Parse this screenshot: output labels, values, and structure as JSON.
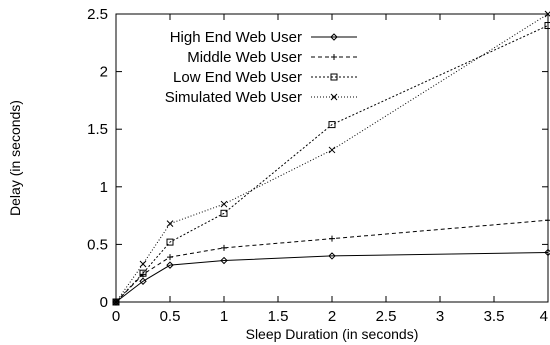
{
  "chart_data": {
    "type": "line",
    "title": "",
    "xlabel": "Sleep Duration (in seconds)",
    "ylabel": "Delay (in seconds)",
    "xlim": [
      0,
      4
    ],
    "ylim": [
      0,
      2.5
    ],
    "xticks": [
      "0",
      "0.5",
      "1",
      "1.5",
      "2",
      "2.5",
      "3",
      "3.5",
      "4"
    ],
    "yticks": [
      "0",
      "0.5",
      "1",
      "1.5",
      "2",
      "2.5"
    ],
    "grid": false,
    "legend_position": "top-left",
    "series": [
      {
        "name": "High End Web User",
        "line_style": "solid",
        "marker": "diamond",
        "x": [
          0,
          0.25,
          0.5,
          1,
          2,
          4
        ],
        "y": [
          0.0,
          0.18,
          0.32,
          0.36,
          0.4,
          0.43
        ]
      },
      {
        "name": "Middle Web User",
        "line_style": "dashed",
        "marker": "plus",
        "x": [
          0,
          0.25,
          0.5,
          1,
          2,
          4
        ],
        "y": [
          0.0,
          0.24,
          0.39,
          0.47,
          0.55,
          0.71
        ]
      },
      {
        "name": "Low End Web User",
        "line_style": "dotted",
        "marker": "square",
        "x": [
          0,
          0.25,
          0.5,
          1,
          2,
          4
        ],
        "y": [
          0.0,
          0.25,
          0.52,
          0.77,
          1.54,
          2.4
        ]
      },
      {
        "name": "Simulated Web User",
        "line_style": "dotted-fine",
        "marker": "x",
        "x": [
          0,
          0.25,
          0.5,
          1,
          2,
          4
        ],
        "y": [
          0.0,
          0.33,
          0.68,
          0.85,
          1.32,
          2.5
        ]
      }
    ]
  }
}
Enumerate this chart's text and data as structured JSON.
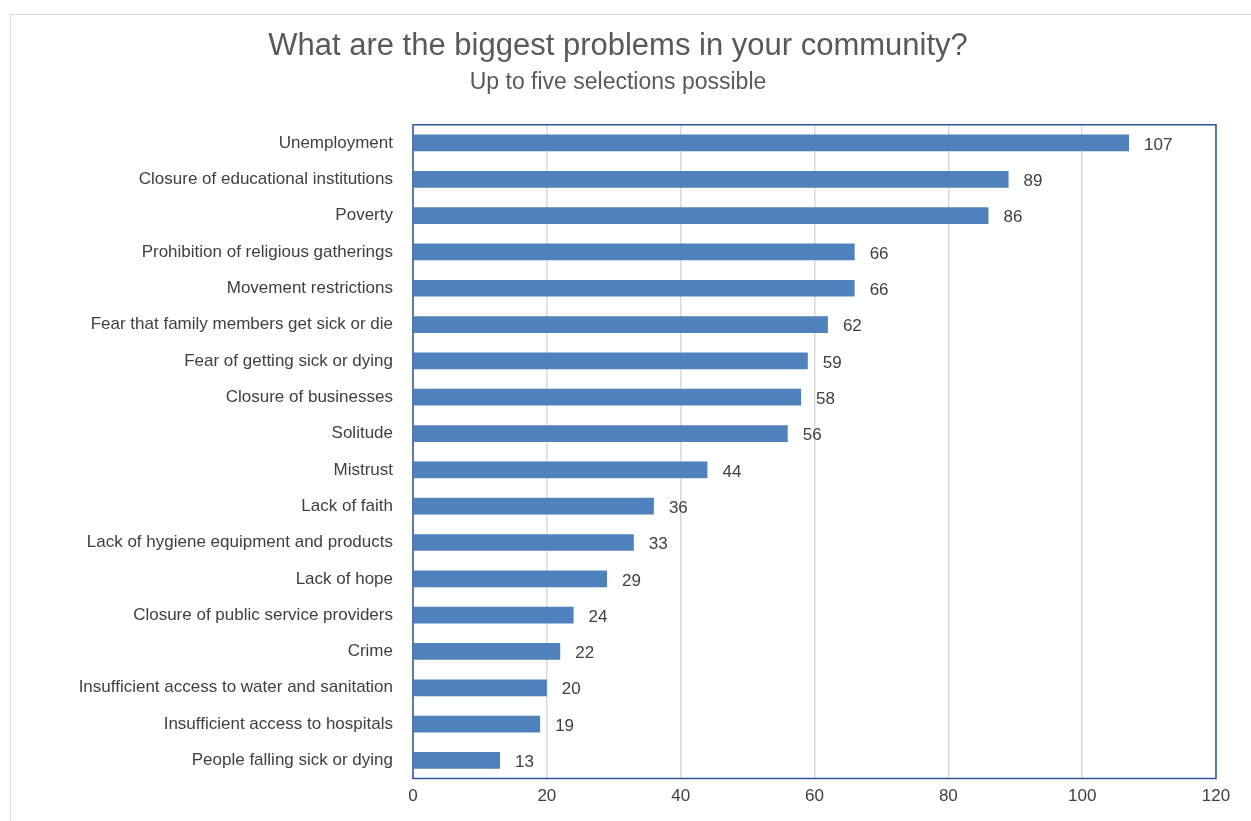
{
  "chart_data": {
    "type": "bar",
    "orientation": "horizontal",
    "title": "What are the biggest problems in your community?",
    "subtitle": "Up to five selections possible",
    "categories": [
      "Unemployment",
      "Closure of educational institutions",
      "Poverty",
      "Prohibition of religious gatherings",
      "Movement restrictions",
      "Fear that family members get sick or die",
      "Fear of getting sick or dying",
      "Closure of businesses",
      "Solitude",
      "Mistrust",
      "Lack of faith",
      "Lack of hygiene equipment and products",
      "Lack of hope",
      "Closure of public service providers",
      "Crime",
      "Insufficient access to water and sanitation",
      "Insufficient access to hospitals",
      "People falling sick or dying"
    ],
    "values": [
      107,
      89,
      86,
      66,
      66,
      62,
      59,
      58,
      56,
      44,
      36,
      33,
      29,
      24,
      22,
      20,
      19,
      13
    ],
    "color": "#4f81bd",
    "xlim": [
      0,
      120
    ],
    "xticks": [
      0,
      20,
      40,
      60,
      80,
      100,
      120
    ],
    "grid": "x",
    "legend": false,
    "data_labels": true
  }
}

_ _ _

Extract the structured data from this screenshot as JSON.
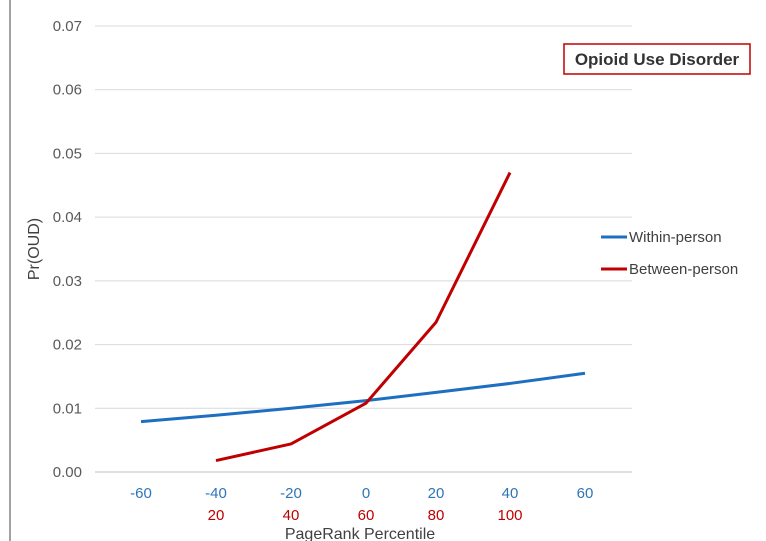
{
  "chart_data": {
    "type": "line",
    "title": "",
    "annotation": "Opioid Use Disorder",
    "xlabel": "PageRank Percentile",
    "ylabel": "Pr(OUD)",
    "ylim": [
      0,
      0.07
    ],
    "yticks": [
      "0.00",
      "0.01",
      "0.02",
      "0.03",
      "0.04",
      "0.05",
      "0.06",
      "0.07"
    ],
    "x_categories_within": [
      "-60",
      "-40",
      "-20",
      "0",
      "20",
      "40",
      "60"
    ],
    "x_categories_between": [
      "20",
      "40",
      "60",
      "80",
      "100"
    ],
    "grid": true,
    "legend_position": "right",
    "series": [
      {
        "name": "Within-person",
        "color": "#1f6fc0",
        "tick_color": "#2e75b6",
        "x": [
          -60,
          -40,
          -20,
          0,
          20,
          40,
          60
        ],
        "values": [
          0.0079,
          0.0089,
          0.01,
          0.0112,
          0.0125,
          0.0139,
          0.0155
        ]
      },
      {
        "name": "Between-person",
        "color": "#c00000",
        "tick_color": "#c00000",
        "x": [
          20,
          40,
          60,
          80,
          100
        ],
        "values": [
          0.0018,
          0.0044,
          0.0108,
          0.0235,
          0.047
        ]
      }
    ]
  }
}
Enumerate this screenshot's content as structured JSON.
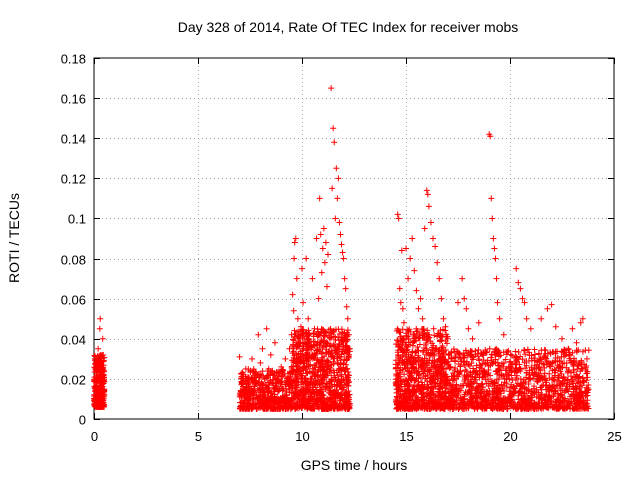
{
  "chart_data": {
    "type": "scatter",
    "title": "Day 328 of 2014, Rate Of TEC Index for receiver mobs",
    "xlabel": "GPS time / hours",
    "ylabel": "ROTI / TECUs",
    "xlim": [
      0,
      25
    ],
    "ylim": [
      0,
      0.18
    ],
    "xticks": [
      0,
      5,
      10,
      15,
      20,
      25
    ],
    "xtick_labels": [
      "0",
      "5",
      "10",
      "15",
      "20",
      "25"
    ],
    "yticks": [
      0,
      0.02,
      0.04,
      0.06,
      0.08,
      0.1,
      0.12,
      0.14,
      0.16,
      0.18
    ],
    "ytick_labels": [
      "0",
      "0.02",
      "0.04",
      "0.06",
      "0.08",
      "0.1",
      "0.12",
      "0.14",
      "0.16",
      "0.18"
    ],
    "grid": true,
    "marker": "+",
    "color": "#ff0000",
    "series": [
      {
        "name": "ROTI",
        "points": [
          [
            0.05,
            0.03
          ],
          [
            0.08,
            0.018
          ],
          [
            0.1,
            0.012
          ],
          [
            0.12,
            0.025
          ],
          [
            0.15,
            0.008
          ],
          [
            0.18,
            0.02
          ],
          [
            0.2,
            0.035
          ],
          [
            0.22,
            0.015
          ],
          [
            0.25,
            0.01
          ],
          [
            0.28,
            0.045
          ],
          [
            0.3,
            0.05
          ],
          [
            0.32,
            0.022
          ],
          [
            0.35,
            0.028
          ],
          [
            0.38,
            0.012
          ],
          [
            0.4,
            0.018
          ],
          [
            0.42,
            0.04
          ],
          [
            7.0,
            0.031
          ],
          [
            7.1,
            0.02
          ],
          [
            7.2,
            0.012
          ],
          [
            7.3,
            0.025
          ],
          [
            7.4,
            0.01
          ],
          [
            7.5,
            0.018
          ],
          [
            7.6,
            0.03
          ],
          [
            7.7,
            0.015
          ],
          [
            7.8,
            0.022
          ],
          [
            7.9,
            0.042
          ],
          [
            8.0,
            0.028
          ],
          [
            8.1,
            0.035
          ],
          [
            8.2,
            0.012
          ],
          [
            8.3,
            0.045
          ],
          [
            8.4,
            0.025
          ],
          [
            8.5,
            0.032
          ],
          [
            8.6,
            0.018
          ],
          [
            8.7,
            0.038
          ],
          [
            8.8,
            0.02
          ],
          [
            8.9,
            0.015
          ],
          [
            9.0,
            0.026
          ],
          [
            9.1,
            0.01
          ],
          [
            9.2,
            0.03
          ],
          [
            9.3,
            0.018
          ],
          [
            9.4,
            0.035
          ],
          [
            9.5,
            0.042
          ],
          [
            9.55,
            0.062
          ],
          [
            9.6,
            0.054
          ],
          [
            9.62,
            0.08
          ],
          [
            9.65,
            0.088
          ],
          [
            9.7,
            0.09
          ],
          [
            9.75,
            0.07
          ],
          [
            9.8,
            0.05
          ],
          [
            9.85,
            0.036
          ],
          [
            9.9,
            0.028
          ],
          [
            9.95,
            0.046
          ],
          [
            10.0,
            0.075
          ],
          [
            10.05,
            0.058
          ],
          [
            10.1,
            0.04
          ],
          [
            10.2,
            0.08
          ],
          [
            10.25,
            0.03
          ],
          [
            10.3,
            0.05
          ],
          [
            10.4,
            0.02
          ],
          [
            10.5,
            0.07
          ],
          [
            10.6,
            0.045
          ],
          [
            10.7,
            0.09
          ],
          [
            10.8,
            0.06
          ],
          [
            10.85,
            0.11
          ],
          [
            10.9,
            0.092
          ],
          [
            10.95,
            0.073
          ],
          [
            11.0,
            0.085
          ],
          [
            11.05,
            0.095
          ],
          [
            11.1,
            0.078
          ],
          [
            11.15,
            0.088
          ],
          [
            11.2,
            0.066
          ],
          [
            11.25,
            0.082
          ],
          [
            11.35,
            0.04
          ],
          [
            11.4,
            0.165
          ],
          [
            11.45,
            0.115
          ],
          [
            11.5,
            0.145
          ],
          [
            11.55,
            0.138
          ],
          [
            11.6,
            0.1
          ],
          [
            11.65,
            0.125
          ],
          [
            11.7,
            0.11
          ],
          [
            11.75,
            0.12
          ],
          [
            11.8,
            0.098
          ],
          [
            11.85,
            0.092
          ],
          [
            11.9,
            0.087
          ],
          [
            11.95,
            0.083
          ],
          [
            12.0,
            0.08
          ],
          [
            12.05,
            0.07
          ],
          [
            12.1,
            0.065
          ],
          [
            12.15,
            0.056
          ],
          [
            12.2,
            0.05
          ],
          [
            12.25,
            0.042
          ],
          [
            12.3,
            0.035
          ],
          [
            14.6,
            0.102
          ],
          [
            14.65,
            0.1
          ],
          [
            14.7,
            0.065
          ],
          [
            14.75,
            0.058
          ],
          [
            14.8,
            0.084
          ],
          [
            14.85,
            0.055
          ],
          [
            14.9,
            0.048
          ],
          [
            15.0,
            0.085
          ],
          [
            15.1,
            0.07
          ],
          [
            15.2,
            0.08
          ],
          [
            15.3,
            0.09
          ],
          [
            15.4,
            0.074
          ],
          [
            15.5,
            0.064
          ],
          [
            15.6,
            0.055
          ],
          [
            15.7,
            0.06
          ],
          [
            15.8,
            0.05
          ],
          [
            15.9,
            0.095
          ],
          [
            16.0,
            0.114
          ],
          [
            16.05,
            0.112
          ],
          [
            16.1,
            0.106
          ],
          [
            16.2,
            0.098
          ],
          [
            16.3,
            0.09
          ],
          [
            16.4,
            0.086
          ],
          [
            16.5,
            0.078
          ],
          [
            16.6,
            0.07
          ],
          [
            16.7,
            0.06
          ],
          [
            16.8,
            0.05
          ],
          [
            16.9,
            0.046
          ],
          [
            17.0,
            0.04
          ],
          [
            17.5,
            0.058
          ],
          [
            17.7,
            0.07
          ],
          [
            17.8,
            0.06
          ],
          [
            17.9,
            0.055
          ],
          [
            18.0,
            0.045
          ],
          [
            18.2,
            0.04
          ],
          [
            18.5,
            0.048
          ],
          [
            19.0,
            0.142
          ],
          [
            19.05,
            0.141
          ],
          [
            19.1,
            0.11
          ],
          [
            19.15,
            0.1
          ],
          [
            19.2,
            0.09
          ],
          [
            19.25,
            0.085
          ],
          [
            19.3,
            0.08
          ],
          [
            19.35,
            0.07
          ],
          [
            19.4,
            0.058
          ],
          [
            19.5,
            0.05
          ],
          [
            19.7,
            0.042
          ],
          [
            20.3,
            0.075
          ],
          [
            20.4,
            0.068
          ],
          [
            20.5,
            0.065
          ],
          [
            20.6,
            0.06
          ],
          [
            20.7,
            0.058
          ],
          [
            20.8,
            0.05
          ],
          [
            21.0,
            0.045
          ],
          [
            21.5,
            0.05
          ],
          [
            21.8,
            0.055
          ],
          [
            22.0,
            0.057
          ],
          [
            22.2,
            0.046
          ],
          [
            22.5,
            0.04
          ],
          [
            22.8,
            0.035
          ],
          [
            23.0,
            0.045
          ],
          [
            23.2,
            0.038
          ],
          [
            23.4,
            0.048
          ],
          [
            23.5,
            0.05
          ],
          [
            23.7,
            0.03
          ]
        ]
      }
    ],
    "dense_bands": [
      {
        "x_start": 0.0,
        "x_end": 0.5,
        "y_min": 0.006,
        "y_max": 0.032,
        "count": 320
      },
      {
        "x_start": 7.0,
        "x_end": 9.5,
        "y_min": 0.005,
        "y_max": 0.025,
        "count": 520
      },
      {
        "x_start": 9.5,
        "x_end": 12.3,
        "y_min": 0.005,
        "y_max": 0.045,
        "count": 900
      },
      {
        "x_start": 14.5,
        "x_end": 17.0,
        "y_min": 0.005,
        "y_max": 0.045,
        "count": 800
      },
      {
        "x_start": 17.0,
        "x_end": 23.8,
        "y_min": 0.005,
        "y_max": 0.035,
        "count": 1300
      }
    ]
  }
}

_ _ _

**Your goal**. Read through the entries and copy every line that includes "Insufficient".

**Result**.
      "Insufficient access to water and sanitation",
      "Insufficient access to hospitals",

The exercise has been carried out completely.